--- Work to do ---
For the records below, give the count of lines holding the word "zostać" and nothing more.

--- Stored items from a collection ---
════════════════

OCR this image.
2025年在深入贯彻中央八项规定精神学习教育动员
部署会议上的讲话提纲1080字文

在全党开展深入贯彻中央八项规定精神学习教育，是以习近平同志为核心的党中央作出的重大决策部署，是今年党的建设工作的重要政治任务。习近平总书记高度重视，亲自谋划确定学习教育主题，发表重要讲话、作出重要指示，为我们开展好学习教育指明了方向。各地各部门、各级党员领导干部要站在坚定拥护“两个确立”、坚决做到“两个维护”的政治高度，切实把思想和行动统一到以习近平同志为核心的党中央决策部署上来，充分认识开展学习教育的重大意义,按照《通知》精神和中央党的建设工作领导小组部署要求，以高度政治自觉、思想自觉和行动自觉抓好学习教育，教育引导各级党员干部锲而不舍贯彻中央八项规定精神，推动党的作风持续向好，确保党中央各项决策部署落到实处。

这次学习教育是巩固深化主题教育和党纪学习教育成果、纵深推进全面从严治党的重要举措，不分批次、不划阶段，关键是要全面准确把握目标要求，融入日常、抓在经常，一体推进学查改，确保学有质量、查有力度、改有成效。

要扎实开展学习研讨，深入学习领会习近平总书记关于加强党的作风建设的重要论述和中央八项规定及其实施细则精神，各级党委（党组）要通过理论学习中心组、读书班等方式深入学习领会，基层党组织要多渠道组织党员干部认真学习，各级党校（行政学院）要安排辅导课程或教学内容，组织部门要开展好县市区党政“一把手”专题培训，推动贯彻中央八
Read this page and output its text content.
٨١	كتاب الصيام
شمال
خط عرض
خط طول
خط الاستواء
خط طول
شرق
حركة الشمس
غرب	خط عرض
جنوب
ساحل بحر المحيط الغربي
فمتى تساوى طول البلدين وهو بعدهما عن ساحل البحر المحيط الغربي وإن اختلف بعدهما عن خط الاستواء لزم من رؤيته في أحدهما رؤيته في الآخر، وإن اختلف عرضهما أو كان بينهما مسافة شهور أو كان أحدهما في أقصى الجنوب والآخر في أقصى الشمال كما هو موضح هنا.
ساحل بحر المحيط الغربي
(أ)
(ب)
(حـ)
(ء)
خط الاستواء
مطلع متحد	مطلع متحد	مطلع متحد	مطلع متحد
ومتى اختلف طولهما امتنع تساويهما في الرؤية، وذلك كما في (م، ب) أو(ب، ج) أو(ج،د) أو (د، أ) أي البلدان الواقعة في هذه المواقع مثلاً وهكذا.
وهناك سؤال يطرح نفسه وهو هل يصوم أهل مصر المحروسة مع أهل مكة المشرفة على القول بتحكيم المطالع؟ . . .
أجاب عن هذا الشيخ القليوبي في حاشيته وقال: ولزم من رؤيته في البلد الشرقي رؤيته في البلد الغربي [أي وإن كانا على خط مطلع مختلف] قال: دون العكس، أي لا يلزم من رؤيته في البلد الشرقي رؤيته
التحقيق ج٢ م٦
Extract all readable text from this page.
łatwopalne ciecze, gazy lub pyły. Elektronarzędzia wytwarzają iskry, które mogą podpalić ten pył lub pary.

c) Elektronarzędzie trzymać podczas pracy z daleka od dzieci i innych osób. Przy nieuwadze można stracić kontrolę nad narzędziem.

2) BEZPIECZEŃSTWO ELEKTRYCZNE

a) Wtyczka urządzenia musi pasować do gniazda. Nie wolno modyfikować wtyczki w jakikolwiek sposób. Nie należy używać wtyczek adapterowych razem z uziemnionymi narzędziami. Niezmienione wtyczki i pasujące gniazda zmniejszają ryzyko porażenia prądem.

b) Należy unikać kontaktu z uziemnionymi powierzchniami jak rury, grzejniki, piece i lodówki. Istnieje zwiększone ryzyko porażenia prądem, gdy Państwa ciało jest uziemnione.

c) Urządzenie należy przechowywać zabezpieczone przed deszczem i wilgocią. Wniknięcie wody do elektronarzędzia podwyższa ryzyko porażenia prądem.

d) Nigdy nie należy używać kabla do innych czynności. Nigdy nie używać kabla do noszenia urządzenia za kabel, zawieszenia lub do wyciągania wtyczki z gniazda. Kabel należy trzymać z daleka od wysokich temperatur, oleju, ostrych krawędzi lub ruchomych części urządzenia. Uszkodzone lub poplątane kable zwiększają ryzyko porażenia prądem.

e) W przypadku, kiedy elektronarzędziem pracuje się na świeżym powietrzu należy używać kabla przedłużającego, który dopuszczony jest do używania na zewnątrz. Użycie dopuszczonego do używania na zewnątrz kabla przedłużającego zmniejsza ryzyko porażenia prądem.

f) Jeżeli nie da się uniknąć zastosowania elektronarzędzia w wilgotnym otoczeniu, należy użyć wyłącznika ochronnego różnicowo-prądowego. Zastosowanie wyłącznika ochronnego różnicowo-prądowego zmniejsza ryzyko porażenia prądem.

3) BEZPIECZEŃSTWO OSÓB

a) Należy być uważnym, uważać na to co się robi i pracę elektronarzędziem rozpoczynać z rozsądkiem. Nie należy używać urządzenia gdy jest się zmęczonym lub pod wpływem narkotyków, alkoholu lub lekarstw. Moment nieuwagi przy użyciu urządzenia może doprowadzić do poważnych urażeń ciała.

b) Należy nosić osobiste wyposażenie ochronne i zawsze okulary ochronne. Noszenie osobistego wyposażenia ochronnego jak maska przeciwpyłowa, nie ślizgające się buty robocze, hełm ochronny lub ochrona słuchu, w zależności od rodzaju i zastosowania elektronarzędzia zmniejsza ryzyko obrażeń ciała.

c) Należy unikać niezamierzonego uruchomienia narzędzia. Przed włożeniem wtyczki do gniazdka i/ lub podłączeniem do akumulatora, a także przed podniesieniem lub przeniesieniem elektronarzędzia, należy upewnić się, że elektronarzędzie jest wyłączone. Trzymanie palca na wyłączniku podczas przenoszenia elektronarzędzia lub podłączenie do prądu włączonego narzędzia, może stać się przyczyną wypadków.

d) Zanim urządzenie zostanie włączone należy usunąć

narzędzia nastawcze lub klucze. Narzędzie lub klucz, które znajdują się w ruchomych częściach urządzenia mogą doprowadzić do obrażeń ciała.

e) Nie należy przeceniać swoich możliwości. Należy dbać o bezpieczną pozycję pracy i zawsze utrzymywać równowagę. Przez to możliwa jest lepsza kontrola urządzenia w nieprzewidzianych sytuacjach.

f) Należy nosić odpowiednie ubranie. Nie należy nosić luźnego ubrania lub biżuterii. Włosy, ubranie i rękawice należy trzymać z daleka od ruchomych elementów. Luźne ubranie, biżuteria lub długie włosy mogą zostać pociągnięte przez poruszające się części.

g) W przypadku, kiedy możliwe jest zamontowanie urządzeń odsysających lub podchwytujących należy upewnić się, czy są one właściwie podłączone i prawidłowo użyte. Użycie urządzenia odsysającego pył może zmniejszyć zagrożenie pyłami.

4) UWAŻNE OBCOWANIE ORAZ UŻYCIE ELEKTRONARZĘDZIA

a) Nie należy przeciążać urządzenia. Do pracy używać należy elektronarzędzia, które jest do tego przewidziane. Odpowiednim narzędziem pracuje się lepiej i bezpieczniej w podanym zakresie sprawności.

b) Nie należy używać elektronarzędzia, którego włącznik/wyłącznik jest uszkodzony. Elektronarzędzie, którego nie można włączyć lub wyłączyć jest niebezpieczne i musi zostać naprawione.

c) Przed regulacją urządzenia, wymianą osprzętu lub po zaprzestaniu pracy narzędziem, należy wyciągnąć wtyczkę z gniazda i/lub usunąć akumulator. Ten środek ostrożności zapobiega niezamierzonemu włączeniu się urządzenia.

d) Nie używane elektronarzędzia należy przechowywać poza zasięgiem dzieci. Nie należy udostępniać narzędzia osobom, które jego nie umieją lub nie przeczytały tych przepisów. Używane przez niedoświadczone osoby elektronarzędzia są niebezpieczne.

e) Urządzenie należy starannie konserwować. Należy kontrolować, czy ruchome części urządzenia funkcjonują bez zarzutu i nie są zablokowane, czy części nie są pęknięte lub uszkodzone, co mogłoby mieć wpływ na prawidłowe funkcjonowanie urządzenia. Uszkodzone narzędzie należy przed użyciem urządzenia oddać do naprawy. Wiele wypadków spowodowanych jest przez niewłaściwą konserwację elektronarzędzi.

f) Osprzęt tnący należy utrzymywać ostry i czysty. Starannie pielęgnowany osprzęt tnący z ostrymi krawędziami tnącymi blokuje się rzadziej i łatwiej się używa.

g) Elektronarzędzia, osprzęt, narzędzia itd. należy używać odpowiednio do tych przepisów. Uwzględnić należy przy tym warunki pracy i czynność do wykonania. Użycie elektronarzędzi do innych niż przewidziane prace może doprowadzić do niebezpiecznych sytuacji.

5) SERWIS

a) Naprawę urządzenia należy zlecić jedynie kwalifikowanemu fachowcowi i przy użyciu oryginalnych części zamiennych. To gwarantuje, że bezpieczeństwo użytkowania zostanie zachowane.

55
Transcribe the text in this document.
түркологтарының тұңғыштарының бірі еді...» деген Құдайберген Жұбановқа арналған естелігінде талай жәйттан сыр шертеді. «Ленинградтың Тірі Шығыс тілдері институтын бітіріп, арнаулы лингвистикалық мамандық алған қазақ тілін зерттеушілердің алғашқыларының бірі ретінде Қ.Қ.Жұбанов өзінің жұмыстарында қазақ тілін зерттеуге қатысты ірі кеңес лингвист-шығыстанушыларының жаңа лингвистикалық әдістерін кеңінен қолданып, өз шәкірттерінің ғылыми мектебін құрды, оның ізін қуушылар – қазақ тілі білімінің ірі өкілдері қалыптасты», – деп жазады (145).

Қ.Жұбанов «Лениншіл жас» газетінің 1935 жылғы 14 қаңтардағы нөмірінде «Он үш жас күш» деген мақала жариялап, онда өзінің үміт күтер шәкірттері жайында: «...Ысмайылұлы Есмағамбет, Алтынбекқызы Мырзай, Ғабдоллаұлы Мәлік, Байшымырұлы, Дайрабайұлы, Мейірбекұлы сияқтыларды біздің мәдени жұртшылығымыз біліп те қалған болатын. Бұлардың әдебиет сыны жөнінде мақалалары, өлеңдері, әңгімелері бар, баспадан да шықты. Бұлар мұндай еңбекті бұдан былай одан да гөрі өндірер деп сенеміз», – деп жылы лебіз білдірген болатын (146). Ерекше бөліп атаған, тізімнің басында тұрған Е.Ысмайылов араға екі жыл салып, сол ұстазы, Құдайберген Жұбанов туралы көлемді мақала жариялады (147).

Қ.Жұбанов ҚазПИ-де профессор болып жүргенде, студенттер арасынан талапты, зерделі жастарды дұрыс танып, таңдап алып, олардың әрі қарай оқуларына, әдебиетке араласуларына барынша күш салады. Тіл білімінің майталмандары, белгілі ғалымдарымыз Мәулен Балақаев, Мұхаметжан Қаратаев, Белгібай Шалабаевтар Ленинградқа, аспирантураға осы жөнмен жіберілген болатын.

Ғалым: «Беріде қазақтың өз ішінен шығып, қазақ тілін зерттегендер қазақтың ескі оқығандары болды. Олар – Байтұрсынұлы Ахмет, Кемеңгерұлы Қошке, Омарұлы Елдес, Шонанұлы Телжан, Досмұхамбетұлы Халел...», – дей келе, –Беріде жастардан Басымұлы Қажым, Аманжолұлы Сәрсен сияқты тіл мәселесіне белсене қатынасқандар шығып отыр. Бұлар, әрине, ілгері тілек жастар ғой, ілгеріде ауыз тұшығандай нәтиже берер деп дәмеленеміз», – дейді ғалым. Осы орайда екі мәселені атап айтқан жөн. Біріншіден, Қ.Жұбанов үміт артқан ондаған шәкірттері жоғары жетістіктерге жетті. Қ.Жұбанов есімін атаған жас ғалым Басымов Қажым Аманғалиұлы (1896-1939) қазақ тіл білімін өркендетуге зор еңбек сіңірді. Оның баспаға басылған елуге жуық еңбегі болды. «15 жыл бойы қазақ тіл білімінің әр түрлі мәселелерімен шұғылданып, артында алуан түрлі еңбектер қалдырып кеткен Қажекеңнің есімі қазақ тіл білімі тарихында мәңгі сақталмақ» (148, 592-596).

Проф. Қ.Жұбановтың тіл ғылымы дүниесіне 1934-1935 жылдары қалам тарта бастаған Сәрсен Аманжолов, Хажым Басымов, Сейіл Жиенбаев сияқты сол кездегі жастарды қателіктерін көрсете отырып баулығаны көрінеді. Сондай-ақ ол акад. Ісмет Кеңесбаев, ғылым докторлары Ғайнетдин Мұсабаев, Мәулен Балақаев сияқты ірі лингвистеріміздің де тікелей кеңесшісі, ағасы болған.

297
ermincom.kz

════════════════

--- Full answer ---
2